▸ **Dataset extract**
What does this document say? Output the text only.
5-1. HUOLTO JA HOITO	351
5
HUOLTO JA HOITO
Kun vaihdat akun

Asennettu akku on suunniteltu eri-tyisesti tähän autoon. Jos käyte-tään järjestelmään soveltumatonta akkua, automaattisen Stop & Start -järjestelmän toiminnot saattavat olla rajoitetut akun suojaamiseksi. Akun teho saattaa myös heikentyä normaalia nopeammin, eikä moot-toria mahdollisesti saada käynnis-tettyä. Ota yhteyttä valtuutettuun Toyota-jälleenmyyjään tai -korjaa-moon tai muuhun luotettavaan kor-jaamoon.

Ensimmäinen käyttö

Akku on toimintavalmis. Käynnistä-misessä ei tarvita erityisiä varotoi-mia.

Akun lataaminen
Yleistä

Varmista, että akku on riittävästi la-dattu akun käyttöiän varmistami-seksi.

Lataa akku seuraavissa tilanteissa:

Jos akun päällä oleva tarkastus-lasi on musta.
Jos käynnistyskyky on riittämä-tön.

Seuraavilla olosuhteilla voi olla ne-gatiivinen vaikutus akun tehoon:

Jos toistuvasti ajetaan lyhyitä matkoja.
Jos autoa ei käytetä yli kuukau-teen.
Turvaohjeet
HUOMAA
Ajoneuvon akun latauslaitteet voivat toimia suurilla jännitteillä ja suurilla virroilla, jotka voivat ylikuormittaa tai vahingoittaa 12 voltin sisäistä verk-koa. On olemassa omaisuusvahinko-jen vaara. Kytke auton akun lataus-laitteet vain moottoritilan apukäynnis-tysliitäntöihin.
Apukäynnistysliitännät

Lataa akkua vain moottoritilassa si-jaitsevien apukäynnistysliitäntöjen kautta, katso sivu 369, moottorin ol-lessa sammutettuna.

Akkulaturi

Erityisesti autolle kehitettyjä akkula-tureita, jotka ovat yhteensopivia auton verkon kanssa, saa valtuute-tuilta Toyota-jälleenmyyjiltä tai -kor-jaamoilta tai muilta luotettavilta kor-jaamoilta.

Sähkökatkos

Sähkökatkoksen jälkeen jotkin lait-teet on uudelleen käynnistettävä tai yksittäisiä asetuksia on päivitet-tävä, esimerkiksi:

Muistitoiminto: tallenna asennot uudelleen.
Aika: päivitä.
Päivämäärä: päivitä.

▸ **Work to do**
Can you restate every record above word for word?

▸ **Correct result**
What does this document say? Output the text only.
5-1. HUOLTO JA HOITO	351
5
HUOLTO JA HOITO
Kun vaihdat akun

Asennettu akku on suunniteltu eri-tyisesti tähän autoon. Jos käyte-tään järjestelmään soveltumatonta akkua, automaattisen Stop & Start -järjestelmän toiminnot saattavat olla rajoitetut akun suojaamiseksi. Akun teho saattaa myös heikentyä normaalia nopeammin, eikä moot-toria mahdollisesti saada käynnis-tettyä. Ota yhteyttä valtuutettuun Toyota-jälleenmyyjään tai -korjaa-moon tai muuhun luotettavaan kor-jaamoon.

Ensimmäinen käyttö

Akku on toimintavalmis. Käynnistä-misessä ei tarvita erityisiä varotoi-mia.

Akun lataaminen
Yleistä

Varmista, että akku on riittävästi la-dattu akun käyttöiän varmistami-seksi.

Lataa akku seuraavissa tilanteissa:

Jos akun päällä oleva tarkastus-lasi on musta.
Jos käynnistyskyky on riittämä-tön.

Seuraavilla olosuhteilla voi olla ne-gatiivinen vaikutus akun tehoon:

Jos toistuvasti ajetaan lyhyitä matkoja.
Jos autoa ei käytetä yli kuukau-teen.
Turvaohjeet
HUOMAA
Ajoneuvon akun latauslaitteet voivat toimia suurilla jännitteillä ja suurilla virroilla, jotka voivat ylikuormittaa tai vahingoittaa 12 voltin sisäistä verk-koa. On olemassa omaisuusvahinko-jen vaara. Kytke auton akun lataus-laitteet vain moottoritilan apukäynnis-tysliitäntöihin.
Apukäynnistysliitännät

Lataa akkua vain moottoritilassa si-jaitsevien apukäynnistysliitäntöjen kautta, katso sivu 369, moottorin ol-lessa sammutettuna.

Akkulaturi

Erityisesti autolle kehitettyjä akkula-tureita, jotka ovat yhteensopivia auton verkon kanssa, saa valtuute-tuilta Toyota-jälleenmyyjiltä tai -kor-jaamoilta tai muilta luotettavilta kor-jaamoilta.

Sähkökatkos

Sähkökatkoksen jälkeen jotkin lait-teet on uudelleen käynnistettävä tai yksittäisiä asetuksia on päivitet-tävä, esimerkiksi:

Muistitoiminto: tallenna asennot uudelleen.
Aika: päivitä.
Päivämäärä: päivitä.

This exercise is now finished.